> What is asked
Give the listing again in full, exactly as written.

> Raw records
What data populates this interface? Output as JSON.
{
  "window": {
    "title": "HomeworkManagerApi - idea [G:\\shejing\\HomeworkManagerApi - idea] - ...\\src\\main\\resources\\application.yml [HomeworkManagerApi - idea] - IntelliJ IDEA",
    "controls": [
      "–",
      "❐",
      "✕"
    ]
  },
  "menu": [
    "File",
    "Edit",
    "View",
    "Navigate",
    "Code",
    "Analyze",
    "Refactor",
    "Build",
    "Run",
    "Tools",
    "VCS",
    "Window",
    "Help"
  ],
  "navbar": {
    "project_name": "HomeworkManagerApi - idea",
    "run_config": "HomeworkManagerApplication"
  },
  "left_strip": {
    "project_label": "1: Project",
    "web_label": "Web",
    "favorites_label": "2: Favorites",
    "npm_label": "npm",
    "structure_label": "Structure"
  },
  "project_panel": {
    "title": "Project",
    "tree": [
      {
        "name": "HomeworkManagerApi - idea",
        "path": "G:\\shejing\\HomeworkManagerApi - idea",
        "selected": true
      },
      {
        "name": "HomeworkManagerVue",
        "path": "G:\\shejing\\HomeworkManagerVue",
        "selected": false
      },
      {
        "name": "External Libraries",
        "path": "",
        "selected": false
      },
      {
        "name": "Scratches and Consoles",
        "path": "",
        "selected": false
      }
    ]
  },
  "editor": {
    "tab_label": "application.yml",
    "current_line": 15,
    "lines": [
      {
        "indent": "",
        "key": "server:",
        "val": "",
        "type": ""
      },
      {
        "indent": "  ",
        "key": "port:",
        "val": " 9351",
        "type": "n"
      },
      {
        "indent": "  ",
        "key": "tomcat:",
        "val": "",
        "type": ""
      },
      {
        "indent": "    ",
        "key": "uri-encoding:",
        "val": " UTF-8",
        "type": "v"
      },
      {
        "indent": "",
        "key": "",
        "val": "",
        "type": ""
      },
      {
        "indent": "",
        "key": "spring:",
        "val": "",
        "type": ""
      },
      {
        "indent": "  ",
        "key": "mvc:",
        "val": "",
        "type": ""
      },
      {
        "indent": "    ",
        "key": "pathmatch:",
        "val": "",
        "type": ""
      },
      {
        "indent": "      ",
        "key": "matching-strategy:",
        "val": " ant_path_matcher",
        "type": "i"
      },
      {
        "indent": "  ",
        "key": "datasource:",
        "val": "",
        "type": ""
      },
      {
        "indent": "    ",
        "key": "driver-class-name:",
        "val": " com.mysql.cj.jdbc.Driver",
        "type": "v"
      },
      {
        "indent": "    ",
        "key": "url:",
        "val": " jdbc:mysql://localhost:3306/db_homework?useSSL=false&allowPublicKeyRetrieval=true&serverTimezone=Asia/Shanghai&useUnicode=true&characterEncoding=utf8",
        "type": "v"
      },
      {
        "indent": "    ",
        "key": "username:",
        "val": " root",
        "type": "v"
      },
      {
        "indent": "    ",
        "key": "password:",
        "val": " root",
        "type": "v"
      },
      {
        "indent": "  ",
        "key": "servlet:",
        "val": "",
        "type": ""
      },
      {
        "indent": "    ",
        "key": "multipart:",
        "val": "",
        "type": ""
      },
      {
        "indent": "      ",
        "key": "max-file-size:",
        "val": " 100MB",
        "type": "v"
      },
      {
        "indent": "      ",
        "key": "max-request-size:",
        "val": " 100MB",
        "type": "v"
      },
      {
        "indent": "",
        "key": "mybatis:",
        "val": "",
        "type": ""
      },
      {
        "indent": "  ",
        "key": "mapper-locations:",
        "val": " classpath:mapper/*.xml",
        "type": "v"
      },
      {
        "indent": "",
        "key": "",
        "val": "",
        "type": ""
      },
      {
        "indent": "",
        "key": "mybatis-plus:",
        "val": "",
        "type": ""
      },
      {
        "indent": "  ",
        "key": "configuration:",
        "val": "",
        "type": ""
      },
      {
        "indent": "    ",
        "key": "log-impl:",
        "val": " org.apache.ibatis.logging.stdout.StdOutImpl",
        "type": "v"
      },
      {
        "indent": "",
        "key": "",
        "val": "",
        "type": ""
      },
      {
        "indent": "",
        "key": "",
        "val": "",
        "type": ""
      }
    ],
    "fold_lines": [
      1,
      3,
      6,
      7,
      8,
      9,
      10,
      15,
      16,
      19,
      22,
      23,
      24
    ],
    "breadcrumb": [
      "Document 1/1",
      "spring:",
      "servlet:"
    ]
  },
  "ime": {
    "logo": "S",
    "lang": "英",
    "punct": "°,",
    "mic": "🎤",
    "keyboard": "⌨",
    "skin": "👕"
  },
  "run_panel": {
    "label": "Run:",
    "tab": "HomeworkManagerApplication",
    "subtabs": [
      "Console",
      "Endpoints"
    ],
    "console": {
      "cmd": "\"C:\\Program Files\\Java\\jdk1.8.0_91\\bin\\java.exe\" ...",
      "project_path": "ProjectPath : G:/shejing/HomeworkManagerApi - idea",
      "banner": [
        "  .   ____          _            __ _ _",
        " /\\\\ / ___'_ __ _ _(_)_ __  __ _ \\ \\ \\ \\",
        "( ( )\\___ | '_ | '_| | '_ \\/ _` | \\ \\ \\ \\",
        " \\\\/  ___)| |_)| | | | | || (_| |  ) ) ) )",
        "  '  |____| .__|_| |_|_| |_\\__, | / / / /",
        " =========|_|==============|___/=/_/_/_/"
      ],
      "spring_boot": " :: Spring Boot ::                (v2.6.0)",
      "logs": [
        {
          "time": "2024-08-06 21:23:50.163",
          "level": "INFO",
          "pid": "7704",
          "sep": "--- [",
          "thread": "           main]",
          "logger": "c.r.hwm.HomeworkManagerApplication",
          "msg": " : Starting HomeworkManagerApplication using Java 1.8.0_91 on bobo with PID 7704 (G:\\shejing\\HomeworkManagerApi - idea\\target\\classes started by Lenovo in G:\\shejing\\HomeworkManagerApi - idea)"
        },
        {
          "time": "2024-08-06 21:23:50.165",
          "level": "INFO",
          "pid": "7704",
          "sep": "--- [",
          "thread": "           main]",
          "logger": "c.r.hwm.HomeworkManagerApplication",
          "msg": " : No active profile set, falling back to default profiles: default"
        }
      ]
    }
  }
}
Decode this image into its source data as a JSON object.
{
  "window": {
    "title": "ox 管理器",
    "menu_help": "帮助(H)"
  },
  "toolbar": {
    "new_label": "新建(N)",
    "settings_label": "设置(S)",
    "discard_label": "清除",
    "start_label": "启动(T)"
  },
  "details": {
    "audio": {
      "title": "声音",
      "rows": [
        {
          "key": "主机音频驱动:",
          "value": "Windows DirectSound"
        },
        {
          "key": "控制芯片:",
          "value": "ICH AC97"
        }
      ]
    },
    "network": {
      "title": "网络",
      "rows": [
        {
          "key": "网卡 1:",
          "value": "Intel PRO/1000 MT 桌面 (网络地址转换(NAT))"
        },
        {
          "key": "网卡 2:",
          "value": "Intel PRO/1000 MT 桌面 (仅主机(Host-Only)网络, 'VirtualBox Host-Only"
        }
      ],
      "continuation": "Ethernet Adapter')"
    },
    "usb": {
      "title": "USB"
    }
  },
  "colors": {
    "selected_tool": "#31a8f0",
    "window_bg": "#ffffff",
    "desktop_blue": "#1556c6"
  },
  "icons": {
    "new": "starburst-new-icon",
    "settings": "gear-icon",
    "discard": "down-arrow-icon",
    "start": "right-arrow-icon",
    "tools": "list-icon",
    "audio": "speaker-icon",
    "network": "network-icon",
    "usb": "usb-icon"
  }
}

> The solution
What data populates this interface? Output as JSON.
{
  "window": {
    "title": "HomeworkManagerApi - idea [G:\\shejing\\HomeworkManagerApi - idea] - ...\\src\\main\\resources\\application.yml [HomeworkManagerApi - idea] - IntelliJ IDEA",
    "controls": [
      "–",
      "❐",
      "✕"
    ]
  },
  "menu": [
    "File",
    "Edit",
    "View",
    "Navigate",
    "Code",
    "Analyze",
    "Refactor",
    "Build",
    "Run",
    "Tools",
    "VCS",
    "Window",
    "Help"
  ],
  "navbar": {
    "project_name": "HomeworkManagerApi - idea",
    "run_config": "HomeworkManagerApplication"
  },
  "left_strip": {
    "project_label": "1: Project",
    "web_label": "Web",
    "favorites_label": "2: Favorites",
    "npm_label": "npm",
    "structure_label": "Structure"
  },
  "project_panel": {
    "title": "Project",
    "tree": [
      {
        "name": "HomeworkManagerApi - idea",
        "path": "G:\\shejing\\HomeworkManagerApi - idea",
        "selected": true
      },
      {
        "name": "HomeworkManagerVue",
        "path": "G:\\shejing\\HomeworkManagerVue",
        "selected": false
      },
      {
        "name": "External Libraries",
        "path": "",
        "selected": false
      },
      {
        "name": "Scratches and Consoles",
        "path": "",
        "selected": false
      }
    ]
  },
  "editor": {
    "tab_label": "application.yml",
    "current_line": 15,
    "lines": [
      {
        "indent": "",
        "key": "server:",
        "val": "",
        "type": ""
      },
      {
        "indent": "  ",
        "key": "port:",
        "val": " 9351",
        "type": "n"
      },
      {
        "indent": "  ",
        "key": "tomcat:",
        "val": "",
        "type": ""
      },
      {
        "indent": "    ",
        "key": "uri-encoding:",
        "val": " UTF-8",
        "type": "v"
      },
      {
        "indent": "",
        "key": "",
        "val": "",
        "type": ""
      },
      {
        "indent": "",
        "key": "spring:",
        "val": "",
        "type": ""
      },
      {
        "indent": "  ",
        "key": "mvc:",
        "val": "",
        "type": ""
      },
      {
        "indent": "    ",
        "key": "pathmatch:",
        "val": "",
        "type": ""
      },
      {
        "indent": "      ",
        "key": "matching-strategy:",
        "val": " ant_path_matcher",
        "type": "i"
      },
      {
        "indent": "  ",
        "key": "datasource:",
        "val": "",
        "type": ""
      },
      {
        "indent": "    ",
        "key": "driver-class-name:",
        "val": " com.mysql.cj.jdbc.Driver",
        "type": "v"
      },
      {
        "indent": "    ",
        "key": "url:",
        "val": " jdbc:mysql://localhost:3306/db_homework?useSSL=false&allowPublicKeyRetrieval=true&serverTimezone=Asia/Shanghai&useUnicode=true&characterEncoding=utf8",
        "type": "v"
      },
      {
        "indent": "    ",
        "key": "username:",
        "val": " root",
        "type": "v"
      },
      {
        "indent": "    ",
        "key": "password:",
        "val": " root",
        "type": "v"
      },
      {
        "indent": "  ",
        "key": "servlet:",
        "val": "",
        "type": ""
      },
      {
        "indent": "    ",
        "key": "multipart:",
        "val": "",
        "type": ""
      },
      {
        "indent": "      ",
        "key": "max-file-size:",
        "val": " 100MB",
        "type": "v"
      },
      {
        "indent": "      ",
        "key": "max-request-size:",
        "val": " 100MB",
        "type": "v"
      },
      {
        "indent": "",
        "key": "mybatis:",
        "val": "",
        "type": ""
      },
      {
        "indent": "  ",
        "key": "mapper-locations:",
        "val": " classpath:mapper/*.xml",
        "type": "v"
      },
      {
        "indent": "",
        "key": "",
        "val": "",
        "type": ""
      },
      {
        "indent": "",
        "key": "mybatis-plus:",
        "val": "",
        "type": ""
      },
      {
        "indent": "  ",
        "key": "configuration:",
        "val": "",
        "type": ""
      },
      {
        "indent": "    ",
        "key": "log-impl:",
        "val": " org.apache.ibatis.logging.stdout.StdOutImpl",
        "type": "v"
      },
      {
        "indent": "",
        "key": "",
        "val": "",
        "type": ""
      },
      {
        "indent": "",
        "key": "",
        "val": "",
        "type": ""
      }
    ],
    "fold_lines": [
      1,
      3,
      6,
      7,
      8,
      9,
      10,
      15,
      16,
      19,
      22,
      23,
      24
    ],
    "breadcrumb": [
      "Document 1/1",
      "spring:",
      "servlet:"
    ]
  },
  "ime": {
    "logo": "S",
    "lang": "英",
    "punct": "°,",
    "mic": "🎤",
    "keyboard": "⌨",
    "skin": "👕"
  },
  "run_panel": {
    "label": "Run:",
    "tab": "HomeworkManagerApplication",
    "subtabs": [
      "Console",
      "Endpoints"
    ],
    "console": {
      "cmd": "\"C:\\Program Files\\Java\\jdk1.8.0_91\\bin\\java.exe\" ...",
      "project_path": "ProjectPath : G:/shejing/HomeworkManagerApi - idea",
      "banner": [
        "  .   ____          _            __ _ _",
        " /\\\\ / ___'_ __ _ _(_)_ __  __ _ \\ \\ \\ \\",
        "( ( )\\___ | '_ | '_| | '_ \\/ _` | \\ \\ \\ \\",
        " \\\\/  ___)| |_)| | | | | || (_| |  ) ) ) )",
        "  '  |____| .__|_| |_|_| |_\\__, | / / / /",
        " =========|_|==============|___/=/_/_/_/"
      ],
      "spring_boot": " :: Spring Boot ::                (v2.6.0)",
      "logs": [
        {
          "time": "2024-08-06 21:23:50.163",
          "level": "INFO",
          "pid": "7704",
          "sep": "--- [",
          "thread": "           main]",
          "logger": "c.r.hwm.HomeworkManagerApplication",
          "msg": " : Starting HomeworkManagerApplication using Java 1.8.0_91 on bobo with PID 7704 (G:\\shejing\\HomeworkManagerApi - idea\\target\\classes started by Lenovo in G:\\shejing\\HomeworkManagerApi - idea)"
        },
        {
          "time": "2024-08-06 21:23:50.165",
          "level": "INFO",
          "pid": "7704",
          "sep": "--- [",
          "thread": "           main]",
          "logger": "c.r.hwm.HomeworkManagerApplication",
          "msg": " : No active profile set, falling back to default profiles: default"
        }
      ]
    }
  }
}
Decode this image into its source data as a JSON object.
{
  "window": {
    "title": "ox 管理器",
    "menu_help": "帮助(H)"
  },
  "toolbar": {
    "new_label": "新建(N)",
    "settings_label": "设置(S)",
    "discard_label": "清除",
    "start_label": "启动(T)"
  },
  "details": {
    "audio": {
      "title": "声音",
      "rows": [
        {
          "key": "主机音频驱动:",
          "value": "Windows DirectSound"
        },
        {
          "key": "控制芯片:",
          "value": "ICH AC97"
        }
      ]
    },
    "network": {
      "title": "网络",
      "rows": [
        {
          "key": "网卡 1:",
          "value": "Intel PRO/1000 MT 桌面 (网络地址转换(NAT))"
        },
        {
          "key": "网卡 2:",
          "value": "Intel PRO/1000 MT 桌面 (仅主机(Host-Only)网络, 'VirtualBox Host-Only"
        }
      ],
      "continuation": "Ethernet Adapter')"
    },
    "usb": {
      "title": "USB"
    }
  },
  "colors": {
    "selected_tool": "#31a8f0",
    "window_bg": "#ffffff",
    "desktop_blue": "#1556c6"
  },
  "icons": {
    "new": "starburst-new-icon",
    "settings": "gear-icon",
    "discard": "down-arrow-icon",
    "start": "right-arrow-icon",
    "tools": "list-icon",
    "audio": "speaker-icon",
    "network": "network-icon",
    "usb": "usb-icon"
  }
}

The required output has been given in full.